Instruções das tarefas ::
(1) Reescreva o trecho sobre os pilotos britânicos e alemães de "Outro fator que" até "esquadrões.", inclusive, trocando "território" por "terreno".
(2) Escreva a continuação do trecho sobre os pilotos britânicos e alemães, começando depois da última frase.

Trecho do documento ::

Outro fator que prejudicava os britânicos era o fato de precisarem penetrar
profundamente em território inimigo com seus aviões de reconhecimento, para poder
descobrir os pontos mais favoráveis para a ofensiva. Os alemães por outro lado se
contentavam apenas em barrar a passagem das aeronaves aliadas, sem entrar muito
sobre território aliado. O resultado era que os pilotos ingleses que tinham seus aparelhos
avariados por fogo inimigo ou que sofriam as muito freqüentes falhas de motor
acabavam sendo obrigados a pousar em território dominado pelos alemães, sendo
mortos ou feitos prisioneiros. Já os pilotos germânicos que faziam pousos forçados eram
ajudados por suas tropas a voltar para suas unidades. Com isso os britânicos perdiam
muito mais pilotos experientes que os alemães, o que prejudicava o desempenho de seus
esquadrões.

Dados exibidos ::
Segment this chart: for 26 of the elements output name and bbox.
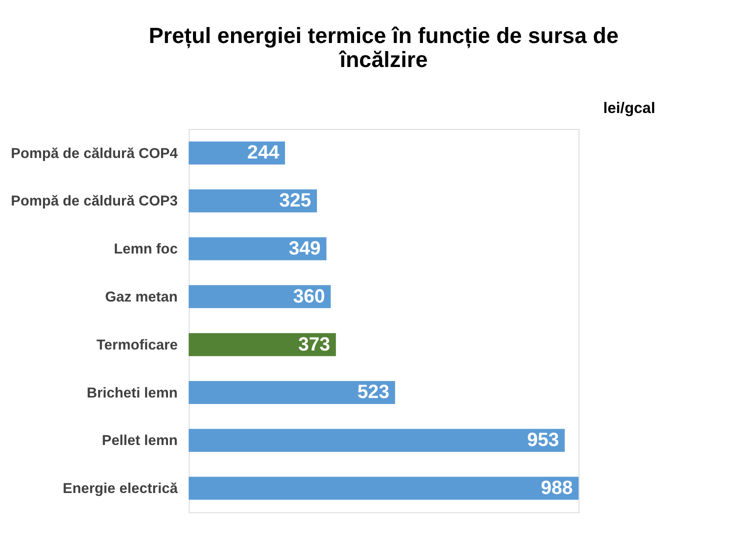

Respostas por tarefa ::
(1)
Outro fator que prejudicava os britânicos era o fato de precisarem penetrar
profundamente em terreno inimigo com seus aviões de reconhecimento, para poder
descobrir os pontos mais favoráveis para a ofensiva. Os alemães por outro lado se
contentavam apenas em barrar a passagem das aeronaves aliadas, sem entrar muito
sobre terreno aliado. O resultado era que os pilotos ingleses que tinham seus aparelhos
avariados por fogo inimigo ou que sofriam as muito freqüentes falhas de motor
acabavam sendo obrigados a pousar em terreno dominado pelos alemães, sendo
mortos ou feitos prisioneiros. Já os pilotos germânicos que faziam pousos forçados eram
ajudados por suas tropas a voltar para suas unidades. Com isso os britânicos perdiam
muito mais pilotos experientes que os alemães, o que prejudicava o desempenho de seus
esquadrões.

(2)
Em uma tentativa de repor os pilotos perdidos no mínimo espaço de tempo possível, os
aliados começaram a enviar os novos cadetes para o front depois de cumpridas apenas uma poucas horas de vôo de treinamento. Isto acabou por prejudicar ainda mais a
eficiência do Royal Flying Corps, e a soma de todos estes fatores levou a uma grande
desproporção no número de vitórias germânicas contra os britânicos na primeira metade
de 1917, culminando com o período que ficou conhecido como “Abril Sangrento”.
Neste mês a relação vitórias/derrotas dos alemães sobre os ingleses chegou a quase 4/1,
e o nível de perdas mensais do RFC foi o dobro do observado durante a batalha do
Somme em 1916. E neste período o tempo médio de sobrevivência de um novo piloto
após iniciar suas missões era de apenas onze dias!
No entanto, a capacidade de produção de aviões combinada dos aliados superava
bastante a dos alemães, e apesar das terríveis condições para os pilotos novatos as
tripulações não perderam a coragem como acontecera durante o “flagelo do Fokker”.
Assim, mesmo este nível extremamente elevado de perdas não impediu que os aliados
continuassem a enviar aviões para cumprir suas missões, e desta forma os alemães não
obtiveram a supremacia aérea, embora possuíssem uma nítida superioridade.
Ao longo dos meses seguintes o aumento da vantagem numérica dos aliados no front
ocidental, bem como a introdução de novos tipos de aviões aliados com motores mais
potentes e armamento mais poderoso, como o Spad XIII e o SE-5, permitiu um maior
equilíbrio na taxa de vitórias/derrotas, que durante o restante da guerra jamais retornou
aos níveis assinalados em abril de 1917.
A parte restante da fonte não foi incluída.